Start of Provided entries

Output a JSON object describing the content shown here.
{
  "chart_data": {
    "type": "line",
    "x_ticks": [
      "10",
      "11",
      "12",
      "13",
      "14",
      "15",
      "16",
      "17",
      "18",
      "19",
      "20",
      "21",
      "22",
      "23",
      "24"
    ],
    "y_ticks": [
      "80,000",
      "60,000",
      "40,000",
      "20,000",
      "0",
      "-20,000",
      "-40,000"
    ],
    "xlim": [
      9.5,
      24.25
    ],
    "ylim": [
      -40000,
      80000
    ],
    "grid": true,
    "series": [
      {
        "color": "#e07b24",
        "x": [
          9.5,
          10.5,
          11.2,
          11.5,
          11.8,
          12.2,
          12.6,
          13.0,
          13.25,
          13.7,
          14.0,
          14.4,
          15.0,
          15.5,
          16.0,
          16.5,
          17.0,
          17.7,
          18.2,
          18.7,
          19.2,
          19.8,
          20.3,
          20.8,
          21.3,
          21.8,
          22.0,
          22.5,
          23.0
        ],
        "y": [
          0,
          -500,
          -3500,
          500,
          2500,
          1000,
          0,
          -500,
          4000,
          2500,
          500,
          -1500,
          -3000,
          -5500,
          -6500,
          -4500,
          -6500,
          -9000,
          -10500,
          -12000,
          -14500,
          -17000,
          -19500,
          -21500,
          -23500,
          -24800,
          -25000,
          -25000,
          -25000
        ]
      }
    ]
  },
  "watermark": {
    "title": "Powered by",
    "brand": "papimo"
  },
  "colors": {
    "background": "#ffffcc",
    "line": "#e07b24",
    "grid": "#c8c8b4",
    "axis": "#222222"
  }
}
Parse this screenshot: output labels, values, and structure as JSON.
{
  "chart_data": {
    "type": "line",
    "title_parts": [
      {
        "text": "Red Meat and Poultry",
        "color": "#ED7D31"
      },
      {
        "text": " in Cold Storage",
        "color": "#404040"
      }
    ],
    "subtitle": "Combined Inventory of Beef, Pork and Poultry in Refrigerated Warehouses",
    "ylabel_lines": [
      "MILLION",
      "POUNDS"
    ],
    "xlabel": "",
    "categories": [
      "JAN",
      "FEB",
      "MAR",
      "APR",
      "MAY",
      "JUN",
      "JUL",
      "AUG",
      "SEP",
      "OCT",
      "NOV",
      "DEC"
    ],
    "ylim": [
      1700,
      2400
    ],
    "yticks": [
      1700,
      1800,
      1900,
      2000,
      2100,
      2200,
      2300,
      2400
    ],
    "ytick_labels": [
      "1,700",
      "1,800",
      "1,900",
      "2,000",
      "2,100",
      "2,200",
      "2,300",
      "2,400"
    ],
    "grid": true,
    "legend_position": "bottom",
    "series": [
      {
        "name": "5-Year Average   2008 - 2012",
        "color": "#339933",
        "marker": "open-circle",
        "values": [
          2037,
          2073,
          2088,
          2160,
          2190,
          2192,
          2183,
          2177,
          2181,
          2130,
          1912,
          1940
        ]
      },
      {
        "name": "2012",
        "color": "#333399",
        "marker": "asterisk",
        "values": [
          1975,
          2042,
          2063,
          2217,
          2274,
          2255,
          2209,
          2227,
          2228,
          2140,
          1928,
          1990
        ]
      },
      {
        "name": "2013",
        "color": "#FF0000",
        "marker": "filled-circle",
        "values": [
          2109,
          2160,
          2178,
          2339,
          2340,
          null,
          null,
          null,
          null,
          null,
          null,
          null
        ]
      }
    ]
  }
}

End of Provided entries

▶ **Exercise aim**:
Restate the data above exactly, keeping each word as it stands.

▶ **Result of the task**:
Output a JSON object describing the content shown here.
{
  "chart_data": {
    "type": "line",
    "x_ticks": [
      "10",
      "11",
      "12",
      "13",
      "14",
      "15",
      "16",
      "17",
      "18",
      "19",
      "20",
      "21",
      "22",
      "23",
      "24"
    ],
    "y_ticks": [
      "80,000",
      "60,000",
      "40,000",
      "20,000",
      "0",
      "-20,000",
      "-40,000"
    ],
    "xlim": [
      9.5,
      24.25
    ],
    "ylim": [
      -40000,
      80000
    ],
    "grid": true,
    "series": [
      {
        "color": "#e07b24",
        "x": [
          9.5,
          10.5,
          11.2,
          11.5,
          11.8,
          12.2,
          12.6,
          13.0,
          13.25,
          13.7,
          14.0,
          14.4,
          15.0,
          15.5,
          16.0,
          16.5,
          17.0,
          17.7,
          18.2,
          18.7,
          19.2,
          19.8,
          20.3,
          20.8,
          21.3,
          21.8,
          22.0,
          22.5,
          23.0
        ],
        "y": [
          0,
          -500,
          -3500,
          500,
          2500,
          1000,
          0,
          -500,
          4000,
          2500,
          500,
          -1500,
          -3000,
          -5500,
          -6500,
          -4500,
          -6500,
          -9000,
          -10500,
          -12000,
          -14500,
          -17000,
          -19500,
          -21500,
          -23500,
          -24800,
          -25000,
          -25000,
          -25000
        ]
      }
    ]
  },
  "watermark": {
    "title": "Powered by",
    "brand": "papimo"
  },
  "colors": {
    "background": "#ffffcc",
    "line": "#e07b24",
    "grid": "#c8c8b4",
    "axis": "#222222"
  }
}
Parse this screenshot: output labels, values, and structure as JSON.
{
  "chart_data": {
    "type": "line",
    "title_parts": [
      {
        "text": "Red Meat and Poultry",
        "color": "#ED7D31"
      },
      {
        "text": " in Cold Storage",
        "color": "#404040"
      }
    ],
    "subtitle": "Combined Inventory of Beef, Pork and Poultry in Refrigerated Warehouses",
    "ylabel_lines": [
      "MILLION",
      "POUNDS"
    ],
    "xlabel": "",
    "categories": [
      "JAN",
      "FEB",
      "MAR",
      "APR",
      "MAY",
      "JUN",
      "JUL",
      "AUG",
      "SEP",
      "OCT",
      "NOV",
      "DEC"
    ],
    "ylim": [
      1700,
      2400
    ],
    "yticks": [
      1700,
      1800,
      1900,
      2000,
      2100,
      2200,
      2300,
      2400
    ],
    "ytick_labels": [
      "1,700",
      "1,800",
      "1,900",
      "2,000",
      "2,100",
      "2,200",
      "2,300",
      "2,400"
    ],
    "grid": true,
    "legend_position": "bottom",
    "series": [
      {
        "name": "5-Year Average   2008 - 2012",
        "color": "#339933",
        "marker": "open-circle",
        "values": [
          2037,
          2073,
          2088,
          2160,
          2190,
          2192,
          2183,
          2177,
          2181,
          2130,
          1912,
          1940
        ]
      },
      {
        "name": "2012",
        "color": "#333399",
        "marker": "asterisk",
        "values": [
          1975,
          2042,
          2063,
          2217,
          2274,
          2255,
          2209,
          2227,
          2228,
          2140,
          1928,
          1990
        ]
      },
      {
        "name": "2013",
        "color": "#FF0000",
        "marker": "filled-circle",
        "values": [
          2109,
          2160,
          2178,
          2339,
          2340,
          null,
          null,
          null,
          null,
          null,
          null,
          null
        ]
      }
    ]
  }
}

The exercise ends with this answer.